STATED PROBLEM — Each line that holds the word "Cecily" counts once; report the total and nothing else.

THE DATA —
*****

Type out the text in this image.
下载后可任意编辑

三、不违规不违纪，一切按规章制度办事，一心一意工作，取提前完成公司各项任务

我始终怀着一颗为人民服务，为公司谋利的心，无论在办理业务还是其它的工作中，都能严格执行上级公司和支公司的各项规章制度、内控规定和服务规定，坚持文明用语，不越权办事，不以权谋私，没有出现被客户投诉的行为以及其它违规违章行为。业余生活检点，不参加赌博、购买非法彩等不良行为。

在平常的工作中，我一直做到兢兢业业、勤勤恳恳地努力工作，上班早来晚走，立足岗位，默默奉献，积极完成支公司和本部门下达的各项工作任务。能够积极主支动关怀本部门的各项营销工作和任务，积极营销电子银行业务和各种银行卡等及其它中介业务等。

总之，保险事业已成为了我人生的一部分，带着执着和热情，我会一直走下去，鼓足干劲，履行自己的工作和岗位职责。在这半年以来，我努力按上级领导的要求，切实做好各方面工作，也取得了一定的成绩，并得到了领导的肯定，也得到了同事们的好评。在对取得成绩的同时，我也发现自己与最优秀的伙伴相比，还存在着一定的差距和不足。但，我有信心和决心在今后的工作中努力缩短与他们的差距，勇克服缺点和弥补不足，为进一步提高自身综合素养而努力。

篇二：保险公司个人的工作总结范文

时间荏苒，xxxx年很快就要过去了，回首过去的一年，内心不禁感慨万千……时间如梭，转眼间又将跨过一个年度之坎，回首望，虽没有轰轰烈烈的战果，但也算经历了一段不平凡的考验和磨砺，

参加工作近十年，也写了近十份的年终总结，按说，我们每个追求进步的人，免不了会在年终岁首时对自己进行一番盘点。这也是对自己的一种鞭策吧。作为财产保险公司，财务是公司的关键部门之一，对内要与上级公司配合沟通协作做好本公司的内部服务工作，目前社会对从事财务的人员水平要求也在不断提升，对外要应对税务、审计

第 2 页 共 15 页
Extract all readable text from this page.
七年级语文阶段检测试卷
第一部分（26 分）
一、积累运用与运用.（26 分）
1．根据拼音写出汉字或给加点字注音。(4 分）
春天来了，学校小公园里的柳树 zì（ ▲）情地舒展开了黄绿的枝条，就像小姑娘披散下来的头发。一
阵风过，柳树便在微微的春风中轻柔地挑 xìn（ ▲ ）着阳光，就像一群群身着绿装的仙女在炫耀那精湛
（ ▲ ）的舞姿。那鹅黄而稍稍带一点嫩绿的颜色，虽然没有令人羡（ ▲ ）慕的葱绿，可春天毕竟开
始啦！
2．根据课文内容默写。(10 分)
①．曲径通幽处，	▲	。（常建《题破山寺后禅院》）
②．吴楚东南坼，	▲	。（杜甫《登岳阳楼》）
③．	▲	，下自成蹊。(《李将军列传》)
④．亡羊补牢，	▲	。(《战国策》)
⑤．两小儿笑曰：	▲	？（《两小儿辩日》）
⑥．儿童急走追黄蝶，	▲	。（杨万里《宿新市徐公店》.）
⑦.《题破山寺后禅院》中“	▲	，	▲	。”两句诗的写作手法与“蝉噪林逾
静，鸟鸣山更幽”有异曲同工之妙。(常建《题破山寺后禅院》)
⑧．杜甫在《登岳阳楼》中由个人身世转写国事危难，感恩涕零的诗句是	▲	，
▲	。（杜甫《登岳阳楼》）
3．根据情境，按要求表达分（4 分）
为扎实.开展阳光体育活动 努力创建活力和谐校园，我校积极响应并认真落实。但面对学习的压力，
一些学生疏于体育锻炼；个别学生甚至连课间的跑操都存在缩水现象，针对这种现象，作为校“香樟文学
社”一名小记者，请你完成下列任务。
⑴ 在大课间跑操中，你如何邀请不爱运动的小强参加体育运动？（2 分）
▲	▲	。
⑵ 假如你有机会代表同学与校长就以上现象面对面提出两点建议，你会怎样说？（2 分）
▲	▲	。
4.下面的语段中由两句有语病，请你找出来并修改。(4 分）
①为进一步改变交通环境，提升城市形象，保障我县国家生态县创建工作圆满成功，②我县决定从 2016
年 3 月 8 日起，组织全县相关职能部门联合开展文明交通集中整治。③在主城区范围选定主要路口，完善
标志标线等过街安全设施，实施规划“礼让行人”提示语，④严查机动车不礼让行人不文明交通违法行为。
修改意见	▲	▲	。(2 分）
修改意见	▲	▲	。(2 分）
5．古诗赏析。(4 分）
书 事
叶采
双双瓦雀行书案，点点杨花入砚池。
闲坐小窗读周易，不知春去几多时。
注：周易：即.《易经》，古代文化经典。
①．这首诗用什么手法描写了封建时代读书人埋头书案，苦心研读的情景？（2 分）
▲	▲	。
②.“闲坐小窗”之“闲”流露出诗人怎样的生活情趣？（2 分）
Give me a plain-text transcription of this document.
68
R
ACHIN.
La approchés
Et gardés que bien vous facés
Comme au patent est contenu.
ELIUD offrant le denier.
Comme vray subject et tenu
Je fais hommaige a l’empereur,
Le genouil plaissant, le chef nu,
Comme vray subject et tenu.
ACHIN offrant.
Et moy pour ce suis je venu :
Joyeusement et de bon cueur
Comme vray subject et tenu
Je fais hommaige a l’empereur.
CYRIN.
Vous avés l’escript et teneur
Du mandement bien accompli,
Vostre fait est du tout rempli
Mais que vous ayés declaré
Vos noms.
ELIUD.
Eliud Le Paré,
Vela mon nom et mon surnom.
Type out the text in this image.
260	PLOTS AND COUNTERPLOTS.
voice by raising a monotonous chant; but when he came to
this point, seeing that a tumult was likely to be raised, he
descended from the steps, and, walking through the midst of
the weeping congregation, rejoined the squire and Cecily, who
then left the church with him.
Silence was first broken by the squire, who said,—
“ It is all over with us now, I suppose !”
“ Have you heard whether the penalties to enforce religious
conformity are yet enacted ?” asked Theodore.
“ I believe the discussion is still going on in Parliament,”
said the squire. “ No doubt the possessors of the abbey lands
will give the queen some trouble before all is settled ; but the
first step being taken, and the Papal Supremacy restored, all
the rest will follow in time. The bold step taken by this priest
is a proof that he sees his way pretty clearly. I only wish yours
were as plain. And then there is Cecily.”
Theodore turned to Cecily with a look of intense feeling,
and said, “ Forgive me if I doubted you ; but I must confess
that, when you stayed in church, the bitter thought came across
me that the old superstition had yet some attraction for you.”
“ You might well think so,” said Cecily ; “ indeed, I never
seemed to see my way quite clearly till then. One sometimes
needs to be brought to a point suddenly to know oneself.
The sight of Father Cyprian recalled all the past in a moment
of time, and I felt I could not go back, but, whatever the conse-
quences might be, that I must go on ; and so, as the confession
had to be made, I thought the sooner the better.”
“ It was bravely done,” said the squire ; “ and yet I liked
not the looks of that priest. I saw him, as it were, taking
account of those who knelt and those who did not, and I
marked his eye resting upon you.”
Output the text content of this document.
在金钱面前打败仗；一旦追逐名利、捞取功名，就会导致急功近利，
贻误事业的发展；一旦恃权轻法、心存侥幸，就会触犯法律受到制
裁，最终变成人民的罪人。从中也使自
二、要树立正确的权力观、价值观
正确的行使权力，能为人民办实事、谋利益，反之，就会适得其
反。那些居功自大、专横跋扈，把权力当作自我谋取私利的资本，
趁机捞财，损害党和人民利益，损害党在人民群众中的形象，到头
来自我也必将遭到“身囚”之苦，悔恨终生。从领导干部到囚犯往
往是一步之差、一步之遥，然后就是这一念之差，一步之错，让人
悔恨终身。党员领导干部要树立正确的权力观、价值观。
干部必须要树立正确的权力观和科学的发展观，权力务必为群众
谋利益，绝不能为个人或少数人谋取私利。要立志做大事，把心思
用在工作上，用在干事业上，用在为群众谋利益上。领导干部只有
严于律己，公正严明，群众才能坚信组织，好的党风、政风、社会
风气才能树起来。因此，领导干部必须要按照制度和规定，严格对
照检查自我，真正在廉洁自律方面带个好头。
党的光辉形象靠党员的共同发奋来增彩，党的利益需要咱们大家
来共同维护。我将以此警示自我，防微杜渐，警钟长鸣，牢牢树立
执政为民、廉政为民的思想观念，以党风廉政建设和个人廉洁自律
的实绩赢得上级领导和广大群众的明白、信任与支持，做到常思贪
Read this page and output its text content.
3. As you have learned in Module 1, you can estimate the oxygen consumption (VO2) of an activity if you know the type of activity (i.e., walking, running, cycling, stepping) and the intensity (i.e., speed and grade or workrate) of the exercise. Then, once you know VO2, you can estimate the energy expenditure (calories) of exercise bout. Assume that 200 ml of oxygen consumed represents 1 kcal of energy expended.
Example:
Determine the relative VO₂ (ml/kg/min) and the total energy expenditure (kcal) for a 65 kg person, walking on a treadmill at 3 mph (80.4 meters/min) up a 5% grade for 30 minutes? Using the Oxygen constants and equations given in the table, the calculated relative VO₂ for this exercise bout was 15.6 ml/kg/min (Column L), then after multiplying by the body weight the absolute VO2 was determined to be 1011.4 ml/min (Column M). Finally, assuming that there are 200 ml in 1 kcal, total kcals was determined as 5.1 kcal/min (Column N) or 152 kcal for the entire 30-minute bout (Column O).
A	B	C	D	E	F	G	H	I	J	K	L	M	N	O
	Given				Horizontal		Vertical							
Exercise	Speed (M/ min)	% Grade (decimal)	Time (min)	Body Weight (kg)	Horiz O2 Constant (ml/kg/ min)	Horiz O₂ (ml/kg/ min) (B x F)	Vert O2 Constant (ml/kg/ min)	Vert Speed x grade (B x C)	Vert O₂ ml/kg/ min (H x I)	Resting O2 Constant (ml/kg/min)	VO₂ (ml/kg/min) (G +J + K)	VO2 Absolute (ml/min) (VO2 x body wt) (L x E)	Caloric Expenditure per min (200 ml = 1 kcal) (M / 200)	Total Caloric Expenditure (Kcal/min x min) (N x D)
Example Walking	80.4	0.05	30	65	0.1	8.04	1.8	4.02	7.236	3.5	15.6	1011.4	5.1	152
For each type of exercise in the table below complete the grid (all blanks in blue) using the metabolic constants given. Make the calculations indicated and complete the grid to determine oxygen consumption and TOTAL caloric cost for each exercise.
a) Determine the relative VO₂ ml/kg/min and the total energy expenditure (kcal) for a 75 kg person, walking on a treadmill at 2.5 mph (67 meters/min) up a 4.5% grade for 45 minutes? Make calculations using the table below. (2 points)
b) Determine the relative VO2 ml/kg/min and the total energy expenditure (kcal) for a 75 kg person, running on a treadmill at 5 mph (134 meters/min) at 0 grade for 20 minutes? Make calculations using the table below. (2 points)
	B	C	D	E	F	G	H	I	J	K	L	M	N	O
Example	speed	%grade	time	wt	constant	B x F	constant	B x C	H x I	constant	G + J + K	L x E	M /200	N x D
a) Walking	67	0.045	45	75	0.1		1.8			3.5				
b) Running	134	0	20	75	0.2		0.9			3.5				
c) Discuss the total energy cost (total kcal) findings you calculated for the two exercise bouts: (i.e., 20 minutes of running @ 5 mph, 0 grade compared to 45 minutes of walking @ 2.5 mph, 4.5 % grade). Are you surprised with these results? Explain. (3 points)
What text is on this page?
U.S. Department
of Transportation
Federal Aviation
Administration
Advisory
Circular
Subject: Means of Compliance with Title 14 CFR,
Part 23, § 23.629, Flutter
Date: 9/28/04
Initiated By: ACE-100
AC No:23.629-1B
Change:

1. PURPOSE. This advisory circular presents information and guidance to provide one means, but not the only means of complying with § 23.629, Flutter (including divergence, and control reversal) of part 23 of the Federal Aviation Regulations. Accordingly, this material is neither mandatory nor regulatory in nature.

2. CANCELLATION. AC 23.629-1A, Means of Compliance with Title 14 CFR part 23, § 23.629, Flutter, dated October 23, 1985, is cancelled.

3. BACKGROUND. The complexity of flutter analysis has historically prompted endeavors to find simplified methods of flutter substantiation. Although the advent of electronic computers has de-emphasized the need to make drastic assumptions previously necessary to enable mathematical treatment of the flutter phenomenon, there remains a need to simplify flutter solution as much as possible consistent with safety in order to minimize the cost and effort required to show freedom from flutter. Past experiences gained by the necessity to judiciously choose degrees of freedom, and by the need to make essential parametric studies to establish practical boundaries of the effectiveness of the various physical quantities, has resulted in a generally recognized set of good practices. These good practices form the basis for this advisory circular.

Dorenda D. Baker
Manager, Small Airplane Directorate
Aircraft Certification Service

*****

RESULT — 4